* Data entries for graphics *
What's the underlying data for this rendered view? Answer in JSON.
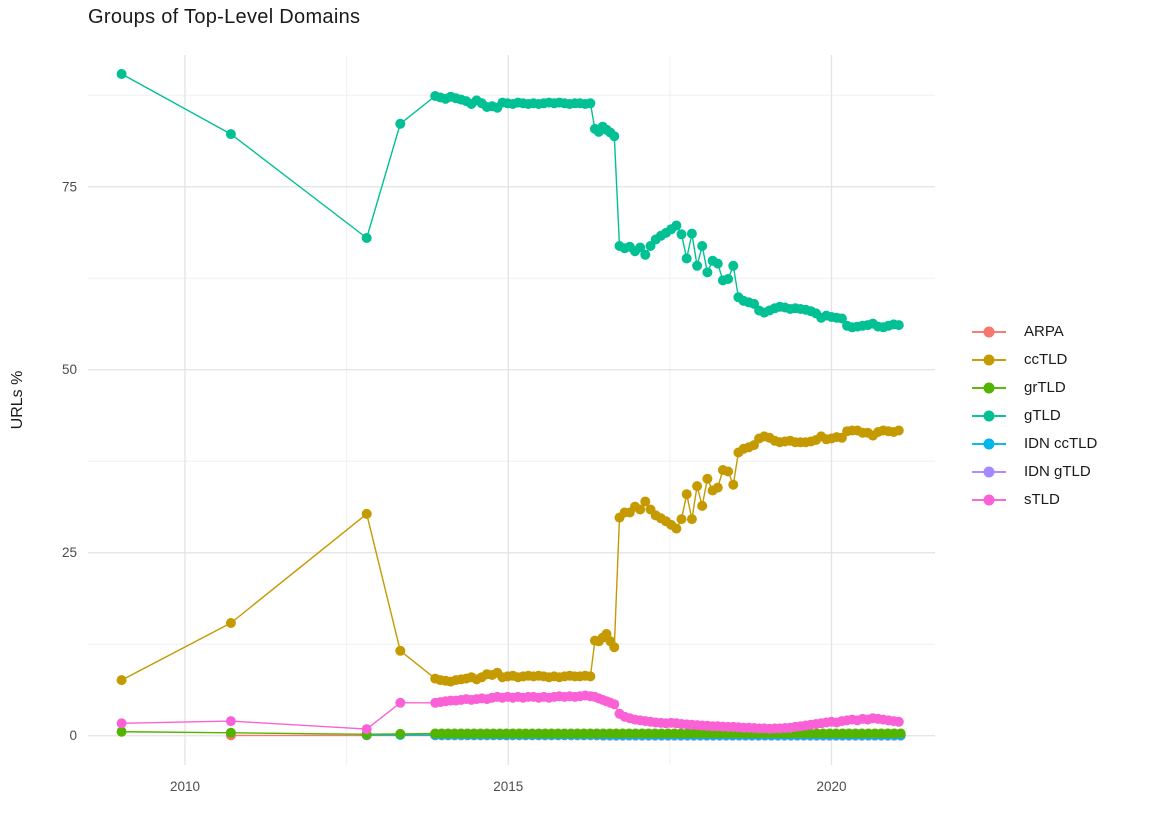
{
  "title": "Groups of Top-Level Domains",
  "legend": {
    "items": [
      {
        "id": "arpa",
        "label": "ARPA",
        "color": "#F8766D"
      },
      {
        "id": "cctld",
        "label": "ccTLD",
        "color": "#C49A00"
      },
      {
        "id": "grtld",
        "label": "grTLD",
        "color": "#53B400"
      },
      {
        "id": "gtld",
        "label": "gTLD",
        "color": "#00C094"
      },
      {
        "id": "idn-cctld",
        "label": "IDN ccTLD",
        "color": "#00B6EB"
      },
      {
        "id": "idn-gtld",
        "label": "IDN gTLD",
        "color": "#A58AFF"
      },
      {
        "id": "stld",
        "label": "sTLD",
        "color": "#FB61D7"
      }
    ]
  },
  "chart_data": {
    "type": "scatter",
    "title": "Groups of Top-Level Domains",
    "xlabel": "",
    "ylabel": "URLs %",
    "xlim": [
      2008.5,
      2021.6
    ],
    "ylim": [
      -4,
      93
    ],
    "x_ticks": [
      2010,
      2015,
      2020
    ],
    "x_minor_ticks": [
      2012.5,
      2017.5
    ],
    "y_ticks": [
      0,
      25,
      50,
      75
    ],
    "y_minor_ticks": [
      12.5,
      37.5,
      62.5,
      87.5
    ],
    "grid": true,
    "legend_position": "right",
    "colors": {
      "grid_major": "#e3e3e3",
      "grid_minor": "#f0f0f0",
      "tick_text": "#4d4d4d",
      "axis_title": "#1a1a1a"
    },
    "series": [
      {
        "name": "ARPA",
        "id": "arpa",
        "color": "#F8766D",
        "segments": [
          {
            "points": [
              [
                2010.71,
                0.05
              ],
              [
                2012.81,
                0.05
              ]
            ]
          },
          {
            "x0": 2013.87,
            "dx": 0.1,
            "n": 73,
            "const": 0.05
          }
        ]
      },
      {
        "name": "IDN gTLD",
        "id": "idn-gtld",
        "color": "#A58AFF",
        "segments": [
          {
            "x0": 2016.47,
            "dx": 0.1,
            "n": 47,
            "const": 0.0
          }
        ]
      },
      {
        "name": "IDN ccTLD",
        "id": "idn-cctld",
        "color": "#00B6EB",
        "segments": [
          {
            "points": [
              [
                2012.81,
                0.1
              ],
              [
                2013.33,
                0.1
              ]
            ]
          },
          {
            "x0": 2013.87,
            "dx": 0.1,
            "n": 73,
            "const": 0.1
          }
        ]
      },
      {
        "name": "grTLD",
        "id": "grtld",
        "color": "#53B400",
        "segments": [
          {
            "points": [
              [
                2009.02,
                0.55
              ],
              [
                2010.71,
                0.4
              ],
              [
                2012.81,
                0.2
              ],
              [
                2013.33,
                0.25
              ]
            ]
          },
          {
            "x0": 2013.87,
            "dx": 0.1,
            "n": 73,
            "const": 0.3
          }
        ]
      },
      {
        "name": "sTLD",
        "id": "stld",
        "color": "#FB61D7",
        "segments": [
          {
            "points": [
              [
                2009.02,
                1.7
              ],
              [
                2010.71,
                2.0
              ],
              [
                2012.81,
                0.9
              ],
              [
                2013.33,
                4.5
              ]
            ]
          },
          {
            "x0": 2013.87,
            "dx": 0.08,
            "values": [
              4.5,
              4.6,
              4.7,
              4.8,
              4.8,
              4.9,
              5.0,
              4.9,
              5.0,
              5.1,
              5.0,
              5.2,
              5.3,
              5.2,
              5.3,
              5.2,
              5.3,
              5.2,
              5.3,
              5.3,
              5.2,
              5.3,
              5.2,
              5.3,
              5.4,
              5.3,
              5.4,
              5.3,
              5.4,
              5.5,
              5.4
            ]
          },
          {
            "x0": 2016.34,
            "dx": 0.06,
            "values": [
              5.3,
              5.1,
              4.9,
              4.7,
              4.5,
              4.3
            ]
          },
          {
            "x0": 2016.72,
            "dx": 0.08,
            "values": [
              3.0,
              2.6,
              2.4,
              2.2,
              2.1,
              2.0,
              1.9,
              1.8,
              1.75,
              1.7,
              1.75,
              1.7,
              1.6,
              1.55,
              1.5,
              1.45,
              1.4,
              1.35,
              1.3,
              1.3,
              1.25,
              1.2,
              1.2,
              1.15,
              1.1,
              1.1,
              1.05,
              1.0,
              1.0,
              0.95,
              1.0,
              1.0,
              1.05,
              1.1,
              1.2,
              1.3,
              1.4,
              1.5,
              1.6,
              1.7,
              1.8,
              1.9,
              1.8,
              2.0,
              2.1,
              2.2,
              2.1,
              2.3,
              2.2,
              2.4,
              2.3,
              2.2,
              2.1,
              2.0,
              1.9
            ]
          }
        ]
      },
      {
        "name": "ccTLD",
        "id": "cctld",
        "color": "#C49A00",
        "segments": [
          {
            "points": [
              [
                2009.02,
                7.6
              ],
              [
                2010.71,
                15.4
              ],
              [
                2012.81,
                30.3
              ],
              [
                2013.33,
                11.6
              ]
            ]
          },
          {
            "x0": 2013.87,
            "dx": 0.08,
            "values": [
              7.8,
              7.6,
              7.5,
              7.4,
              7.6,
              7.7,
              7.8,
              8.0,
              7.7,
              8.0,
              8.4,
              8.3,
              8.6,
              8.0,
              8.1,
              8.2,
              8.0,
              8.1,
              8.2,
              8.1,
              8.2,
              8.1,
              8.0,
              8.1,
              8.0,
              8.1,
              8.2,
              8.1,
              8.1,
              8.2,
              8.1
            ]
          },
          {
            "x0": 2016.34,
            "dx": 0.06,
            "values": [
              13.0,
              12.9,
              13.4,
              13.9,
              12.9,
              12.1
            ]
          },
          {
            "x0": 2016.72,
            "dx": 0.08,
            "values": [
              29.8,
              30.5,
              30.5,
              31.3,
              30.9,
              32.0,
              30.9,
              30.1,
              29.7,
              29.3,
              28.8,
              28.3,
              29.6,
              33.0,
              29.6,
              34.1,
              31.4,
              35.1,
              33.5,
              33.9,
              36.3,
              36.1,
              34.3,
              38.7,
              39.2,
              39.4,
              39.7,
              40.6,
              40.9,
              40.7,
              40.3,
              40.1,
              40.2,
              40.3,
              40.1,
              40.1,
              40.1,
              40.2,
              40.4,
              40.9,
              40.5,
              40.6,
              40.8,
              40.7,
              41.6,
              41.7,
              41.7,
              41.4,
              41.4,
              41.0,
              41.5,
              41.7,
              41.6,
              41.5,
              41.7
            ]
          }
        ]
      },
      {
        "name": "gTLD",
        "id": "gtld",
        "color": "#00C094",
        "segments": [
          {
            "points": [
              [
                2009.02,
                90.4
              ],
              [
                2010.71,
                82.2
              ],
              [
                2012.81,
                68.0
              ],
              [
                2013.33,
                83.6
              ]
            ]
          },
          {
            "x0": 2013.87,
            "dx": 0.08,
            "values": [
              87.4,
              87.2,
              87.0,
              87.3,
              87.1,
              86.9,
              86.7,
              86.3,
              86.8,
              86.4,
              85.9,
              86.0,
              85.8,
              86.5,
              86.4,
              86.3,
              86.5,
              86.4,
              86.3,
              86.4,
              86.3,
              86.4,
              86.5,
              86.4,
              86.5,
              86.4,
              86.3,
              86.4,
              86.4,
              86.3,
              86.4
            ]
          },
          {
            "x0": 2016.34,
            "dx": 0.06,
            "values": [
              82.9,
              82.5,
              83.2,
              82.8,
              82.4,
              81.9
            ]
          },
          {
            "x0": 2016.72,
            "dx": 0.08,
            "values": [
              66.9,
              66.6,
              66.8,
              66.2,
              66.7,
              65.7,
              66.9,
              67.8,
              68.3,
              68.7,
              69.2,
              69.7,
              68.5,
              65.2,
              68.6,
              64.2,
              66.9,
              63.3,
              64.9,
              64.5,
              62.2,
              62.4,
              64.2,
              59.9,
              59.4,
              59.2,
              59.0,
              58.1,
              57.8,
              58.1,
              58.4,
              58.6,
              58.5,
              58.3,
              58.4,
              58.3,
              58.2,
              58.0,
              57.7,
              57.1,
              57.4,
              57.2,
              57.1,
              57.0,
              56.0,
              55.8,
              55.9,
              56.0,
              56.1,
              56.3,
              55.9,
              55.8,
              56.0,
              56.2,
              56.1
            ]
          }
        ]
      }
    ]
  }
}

* AIM *
In the entries above, find every line with the word "Domains" and list it.

* EXERCISE SOLUTION *
  "title": "Groups of Top-Level Domains",
    "title": "Groups of Top-Level Domains",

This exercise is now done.